STATED PROBLEM:
Where a line holds the word "JSON", copy that line.

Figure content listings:
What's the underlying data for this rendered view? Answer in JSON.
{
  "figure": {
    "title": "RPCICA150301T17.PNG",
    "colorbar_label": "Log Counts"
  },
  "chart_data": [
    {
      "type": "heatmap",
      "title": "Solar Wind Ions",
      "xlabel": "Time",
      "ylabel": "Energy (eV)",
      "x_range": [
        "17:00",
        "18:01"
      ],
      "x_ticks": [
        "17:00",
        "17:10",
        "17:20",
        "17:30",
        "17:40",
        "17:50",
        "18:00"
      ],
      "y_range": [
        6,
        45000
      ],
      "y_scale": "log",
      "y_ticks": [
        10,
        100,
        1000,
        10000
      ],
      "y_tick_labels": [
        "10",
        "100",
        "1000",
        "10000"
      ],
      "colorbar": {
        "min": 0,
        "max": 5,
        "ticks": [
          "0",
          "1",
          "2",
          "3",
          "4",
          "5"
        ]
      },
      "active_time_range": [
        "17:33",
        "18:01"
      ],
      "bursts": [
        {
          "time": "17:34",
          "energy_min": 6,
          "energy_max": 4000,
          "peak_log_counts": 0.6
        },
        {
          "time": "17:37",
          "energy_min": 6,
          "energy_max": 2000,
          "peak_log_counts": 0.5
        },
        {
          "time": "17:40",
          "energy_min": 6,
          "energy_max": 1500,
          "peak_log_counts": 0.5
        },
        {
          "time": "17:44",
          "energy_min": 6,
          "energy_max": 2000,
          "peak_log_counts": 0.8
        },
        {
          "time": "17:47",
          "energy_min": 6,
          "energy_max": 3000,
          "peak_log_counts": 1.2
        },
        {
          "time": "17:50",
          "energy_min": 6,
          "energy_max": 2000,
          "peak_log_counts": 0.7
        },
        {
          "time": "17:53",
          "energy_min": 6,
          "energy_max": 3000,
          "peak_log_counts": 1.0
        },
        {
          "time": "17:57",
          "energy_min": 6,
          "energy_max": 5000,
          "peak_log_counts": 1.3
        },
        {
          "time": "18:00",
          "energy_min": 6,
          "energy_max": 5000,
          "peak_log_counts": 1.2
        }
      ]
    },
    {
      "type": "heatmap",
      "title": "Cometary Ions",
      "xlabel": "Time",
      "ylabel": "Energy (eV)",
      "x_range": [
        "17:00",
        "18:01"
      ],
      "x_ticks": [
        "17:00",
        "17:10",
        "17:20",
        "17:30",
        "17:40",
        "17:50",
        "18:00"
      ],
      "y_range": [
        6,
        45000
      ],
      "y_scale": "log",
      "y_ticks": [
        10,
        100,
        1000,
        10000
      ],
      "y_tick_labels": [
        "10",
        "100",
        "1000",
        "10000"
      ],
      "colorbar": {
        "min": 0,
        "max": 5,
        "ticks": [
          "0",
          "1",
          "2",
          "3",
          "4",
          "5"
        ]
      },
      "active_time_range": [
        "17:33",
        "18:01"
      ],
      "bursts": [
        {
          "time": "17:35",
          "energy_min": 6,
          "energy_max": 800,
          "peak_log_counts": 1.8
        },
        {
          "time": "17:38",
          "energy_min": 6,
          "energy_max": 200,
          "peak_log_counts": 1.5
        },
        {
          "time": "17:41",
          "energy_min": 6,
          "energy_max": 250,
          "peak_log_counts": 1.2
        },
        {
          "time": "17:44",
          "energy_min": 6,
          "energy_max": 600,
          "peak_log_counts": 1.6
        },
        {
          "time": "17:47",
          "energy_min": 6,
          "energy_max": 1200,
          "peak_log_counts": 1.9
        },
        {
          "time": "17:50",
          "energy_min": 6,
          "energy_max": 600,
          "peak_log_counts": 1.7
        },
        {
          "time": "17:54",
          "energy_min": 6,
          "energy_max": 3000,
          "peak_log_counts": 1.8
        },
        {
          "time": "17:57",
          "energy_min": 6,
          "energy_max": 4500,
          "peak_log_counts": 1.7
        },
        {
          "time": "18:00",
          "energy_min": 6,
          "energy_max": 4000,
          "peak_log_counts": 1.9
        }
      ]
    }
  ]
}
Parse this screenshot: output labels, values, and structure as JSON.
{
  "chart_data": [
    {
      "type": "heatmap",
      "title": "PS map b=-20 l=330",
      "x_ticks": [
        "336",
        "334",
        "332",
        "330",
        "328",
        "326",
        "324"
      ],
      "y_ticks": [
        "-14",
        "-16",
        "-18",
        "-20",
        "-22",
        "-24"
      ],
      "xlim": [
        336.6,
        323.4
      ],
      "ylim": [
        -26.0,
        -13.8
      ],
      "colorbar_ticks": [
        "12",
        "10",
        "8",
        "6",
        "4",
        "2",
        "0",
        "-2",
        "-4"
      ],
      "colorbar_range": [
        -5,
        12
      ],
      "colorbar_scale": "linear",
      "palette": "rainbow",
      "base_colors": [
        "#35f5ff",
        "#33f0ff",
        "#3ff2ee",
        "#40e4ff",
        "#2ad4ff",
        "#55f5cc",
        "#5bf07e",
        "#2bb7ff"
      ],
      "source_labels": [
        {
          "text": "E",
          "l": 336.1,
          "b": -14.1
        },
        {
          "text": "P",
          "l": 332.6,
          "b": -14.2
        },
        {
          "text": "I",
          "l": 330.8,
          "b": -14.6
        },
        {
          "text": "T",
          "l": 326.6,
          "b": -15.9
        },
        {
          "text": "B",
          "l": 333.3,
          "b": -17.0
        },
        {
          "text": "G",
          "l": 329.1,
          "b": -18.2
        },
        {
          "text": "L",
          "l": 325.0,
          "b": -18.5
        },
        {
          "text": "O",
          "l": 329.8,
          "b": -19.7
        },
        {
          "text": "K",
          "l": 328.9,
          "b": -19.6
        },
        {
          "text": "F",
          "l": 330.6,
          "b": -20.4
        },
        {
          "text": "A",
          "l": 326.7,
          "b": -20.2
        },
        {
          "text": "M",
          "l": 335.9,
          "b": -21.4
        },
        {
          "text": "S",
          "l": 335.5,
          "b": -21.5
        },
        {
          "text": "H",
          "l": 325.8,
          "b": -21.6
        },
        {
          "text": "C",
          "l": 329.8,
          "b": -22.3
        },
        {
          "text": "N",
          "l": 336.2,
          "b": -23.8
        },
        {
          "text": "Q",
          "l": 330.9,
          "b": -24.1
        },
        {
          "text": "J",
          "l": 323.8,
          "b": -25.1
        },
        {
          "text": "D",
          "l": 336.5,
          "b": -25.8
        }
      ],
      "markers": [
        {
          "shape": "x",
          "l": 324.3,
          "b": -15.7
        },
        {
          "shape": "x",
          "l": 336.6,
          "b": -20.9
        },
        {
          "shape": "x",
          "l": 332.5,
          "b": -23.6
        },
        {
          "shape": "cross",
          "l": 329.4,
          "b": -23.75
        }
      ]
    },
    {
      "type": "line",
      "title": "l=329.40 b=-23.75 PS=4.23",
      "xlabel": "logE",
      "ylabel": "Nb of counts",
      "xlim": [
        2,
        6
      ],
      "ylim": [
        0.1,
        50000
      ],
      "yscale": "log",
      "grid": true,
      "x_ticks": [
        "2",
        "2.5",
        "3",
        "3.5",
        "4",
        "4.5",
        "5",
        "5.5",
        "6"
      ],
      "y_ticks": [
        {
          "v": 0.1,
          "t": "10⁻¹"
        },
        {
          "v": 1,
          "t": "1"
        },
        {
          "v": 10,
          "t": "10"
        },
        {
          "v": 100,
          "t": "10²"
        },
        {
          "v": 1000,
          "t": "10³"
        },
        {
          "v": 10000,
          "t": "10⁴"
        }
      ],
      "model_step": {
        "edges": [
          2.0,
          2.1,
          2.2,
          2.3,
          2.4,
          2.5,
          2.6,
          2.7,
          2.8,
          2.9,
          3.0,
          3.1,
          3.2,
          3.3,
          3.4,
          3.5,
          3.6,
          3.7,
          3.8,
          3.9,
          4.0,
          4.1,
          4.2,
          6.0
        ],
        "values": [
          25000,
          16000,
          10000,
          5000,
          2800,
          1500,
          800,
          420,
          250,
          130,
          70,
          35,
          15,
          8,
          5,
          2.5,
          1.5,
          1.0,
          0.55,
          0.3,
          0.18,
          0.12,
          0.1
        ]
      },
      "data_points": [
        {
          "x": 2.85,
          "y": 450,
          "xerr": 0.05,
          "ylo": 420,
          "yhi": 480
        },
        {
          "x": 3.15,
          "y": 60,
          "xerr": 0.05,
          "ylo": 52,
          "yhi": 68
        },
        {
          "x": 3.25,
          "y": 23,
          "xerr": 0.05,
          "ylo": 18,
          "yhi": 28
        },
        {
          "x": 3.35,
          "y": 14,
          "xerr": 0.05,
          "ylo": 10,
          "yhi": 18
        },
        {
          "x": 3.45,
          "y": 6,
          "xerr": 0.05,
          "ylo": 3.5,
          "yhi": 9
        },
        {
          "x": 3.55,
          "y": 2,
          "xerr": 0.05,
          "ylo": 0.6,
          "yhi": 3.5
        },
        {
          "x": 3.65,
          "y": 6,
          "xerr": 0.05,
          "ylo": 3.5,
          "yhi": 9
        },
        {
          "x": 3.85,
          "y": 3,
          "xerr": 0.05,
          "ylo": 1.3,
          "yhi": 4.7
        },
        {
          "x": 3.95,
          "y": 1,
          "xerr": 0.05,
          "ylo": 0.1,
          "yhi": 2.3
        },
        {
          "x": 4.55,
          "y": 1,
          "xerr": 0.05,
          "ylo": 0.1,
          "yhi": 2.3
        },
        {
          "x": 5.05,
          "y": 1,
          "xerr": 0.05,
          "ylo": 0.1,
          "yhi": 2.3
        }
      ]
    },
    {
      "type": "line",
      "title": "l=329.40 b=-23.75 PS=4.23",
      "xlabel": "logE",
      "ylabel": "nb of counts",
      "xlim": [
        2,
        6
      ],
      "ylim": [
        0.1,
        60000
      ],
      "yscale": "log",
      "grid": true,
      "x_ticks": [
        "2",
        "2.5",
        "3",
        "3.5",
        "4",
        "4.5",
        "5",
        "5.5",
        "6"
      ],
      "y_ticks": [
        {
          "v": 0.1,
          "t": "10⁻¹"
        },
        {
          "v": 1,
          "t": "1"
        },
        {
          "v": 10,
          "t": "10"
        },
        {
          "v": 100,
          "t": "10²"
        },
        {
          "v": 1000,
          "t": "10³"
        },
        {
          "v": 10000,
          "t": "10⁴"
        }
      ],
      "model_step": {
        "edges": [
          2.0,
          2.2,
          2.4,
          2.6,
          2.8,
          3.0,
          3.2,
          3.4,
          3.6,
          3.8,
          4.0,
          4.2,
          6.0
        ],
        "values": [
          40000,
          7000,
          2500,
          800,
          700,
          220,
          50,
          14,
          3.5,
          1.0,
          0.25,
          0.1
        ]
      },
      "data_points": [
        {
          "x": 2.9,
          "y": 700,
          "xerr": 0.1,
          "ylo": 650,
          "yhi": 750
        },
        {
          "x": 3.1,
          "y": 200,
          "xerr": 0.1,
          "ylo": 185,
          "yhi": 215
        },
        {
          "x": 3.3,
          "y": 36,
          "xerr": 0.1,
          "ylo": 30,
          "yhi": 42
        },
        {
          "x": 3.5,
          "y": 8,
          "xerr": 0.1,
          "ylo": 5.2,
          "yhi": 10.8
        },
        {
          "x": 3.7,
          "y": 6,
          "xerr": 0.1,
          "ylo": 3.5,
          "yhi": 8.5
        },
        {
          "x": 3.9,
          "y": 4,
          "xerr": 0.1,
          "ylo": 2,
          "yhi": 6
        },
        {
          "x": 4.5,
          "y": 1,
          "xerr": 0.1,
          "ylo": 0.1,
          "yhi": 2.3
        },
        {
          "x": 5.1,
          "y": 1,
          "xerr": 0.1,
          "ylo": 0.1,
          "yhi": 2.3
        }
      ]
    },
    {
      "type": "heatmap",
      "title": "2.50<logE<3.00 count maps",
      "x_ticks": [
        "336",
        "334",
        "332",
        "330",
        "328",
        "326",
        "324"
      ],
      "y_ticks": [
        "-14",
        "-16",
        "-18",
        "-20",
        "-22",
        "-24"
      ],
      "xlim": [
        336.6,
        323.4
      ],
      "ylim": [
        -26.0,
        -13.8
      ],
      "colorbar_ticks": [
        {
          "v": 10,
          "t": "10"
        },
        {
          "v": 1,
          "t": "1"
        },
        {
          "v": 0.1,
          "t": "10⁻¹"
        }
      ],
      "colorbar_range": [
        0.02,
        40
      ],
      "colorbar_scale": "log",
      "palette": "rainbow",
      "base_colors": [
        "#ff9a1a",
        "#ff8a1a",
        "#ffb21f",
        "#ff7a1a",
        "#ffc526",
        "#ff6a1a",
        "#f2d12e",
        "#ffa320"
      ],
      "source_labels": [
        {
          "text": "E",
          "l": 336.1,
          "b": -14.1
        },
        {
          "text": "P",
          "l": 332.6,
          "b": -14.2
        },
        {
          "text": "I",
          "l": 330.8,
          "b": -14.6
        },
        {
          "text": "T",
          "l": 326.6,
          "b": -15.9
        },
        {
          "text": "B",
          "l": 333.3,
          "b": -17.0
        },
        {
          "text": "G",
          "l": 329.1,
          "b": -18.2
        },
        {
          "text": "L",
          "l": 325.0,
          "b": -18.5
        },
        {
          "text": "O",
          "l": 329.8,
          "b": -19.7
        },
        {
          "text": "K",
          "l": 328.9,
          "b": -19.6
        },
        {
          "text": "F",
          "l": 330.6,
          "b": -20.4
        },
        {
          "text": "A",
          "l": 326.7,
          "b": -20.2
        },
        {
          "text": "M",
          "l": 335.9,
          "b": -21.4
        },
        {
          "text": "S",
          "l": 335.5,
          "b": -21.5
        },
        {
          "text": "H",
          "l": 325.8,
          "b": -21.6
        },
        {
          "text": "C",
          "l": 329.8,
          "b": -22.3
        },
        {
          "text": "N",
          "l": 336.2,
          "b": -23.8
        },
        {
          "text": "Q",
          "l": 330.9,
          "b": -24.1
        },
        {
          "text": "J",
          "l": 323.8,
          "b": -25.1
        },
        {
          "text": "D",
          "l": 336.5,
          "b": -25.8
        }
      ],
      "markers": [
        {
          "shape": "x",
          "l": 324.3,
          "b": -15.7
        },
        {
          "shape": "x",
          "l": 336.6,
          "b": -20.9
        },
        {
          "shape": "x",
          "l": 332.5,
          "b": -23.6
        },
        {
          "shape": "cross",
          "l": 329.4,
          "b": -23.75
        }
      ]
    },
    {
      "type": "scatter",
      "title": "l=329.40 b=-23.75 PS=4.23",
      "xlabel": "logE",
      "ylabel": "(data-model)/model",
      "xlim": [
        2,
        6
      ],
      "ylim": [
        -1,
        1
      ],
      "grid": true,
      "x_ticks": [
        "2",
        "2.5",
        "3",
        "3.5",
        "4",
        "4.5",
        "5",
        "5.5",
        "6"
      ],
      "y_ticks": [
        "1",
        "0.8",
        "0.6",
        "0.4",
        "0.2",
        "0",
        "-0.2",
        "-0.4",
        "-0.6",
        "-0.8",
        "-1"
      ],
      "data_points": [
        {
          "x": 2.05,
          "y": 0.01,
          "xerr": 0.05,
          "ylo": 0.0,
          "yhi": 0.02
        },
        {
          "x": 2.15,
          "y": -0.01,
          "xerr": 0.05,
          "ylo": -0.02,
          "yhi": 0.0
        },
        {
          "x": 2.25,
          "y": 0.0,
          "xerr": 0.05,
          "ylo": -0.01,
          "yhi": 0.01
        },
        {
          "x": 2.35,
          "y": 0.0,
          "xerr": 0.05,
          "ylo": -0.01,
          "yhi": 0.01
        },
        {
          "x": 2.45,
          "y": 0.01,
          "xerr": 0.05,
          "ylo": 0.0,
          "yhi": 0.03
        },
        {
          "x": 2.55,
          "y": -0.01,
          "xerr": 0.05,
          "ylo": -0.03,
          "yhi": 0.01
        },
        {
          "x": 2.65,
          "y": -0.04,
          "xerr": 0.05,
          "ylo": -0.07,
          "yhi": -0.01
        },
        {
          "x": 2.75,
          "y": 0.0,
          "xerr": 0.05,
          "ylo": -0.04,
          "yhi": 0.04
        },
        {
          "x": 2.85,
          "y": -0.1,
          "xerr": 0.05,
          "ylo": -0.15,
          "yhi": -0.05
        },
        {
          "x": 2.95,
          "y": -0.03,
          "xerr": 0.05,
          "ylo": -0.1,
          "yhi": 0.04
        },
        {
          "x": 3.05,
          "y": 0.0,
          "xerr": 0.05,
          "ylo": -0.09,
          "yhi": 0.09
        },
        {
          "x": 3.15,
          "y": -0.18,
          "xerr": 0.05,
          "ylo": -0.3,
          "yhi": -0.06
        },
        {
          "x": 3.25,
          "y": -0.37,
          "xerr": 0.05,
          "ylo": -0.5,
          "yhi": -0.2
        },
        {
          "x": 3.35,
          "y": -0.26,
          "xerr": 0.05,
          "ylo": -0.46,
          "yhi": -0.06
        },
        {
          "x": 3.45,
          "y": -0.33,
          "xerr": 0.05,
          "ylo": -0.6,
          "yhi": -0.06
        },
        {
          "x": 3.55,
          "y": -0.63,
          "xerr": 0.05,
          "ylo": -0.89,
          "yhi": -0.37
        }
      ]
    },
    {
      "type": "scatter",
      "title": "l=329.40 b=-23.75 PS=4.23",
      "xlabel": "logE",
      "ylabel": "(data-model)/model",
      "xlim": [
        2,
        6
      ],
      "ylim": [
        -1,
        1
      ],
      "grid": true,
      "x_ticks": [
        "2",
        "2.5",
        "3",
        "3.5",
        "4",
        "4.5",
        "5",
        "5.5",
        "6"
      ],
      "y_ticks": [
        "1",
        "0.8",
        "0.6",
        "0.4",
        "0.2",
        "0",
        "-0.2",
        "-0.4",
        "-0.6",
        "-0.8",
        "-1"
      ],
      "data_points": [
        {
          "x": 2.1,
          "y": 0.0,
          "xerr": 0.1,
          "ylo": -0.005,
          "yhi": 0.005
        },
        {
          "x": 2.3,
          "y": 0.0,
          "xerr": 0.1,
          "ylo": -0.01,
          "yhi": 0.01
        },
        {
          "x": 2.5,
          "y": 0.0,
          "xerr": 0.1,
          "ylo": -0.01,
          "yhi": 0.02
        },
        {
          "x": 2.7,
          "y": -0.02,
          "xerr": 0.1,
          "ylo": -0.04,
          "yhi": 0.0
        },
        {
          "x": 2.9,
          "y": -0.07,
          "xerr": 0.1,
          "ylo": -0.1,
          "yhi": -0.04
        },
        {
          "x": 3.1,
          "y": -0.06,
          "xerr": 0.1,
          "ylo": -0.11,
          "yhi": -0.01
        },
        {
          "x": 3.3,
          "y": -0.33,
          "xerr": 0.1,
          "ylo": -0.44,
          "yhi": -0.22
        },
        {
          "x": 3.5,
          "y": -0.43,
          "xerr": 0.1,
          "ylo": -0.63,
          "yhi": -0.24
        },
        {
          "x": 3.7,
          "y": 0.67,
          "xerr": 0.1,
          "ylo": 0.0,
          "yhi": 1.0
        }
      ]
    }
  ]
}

ANSWER TO THIS TASK:
What's the underlying data for this rendered view? Answer in JSON.
Parse this screenshot: output labels, values, and structure as JSON.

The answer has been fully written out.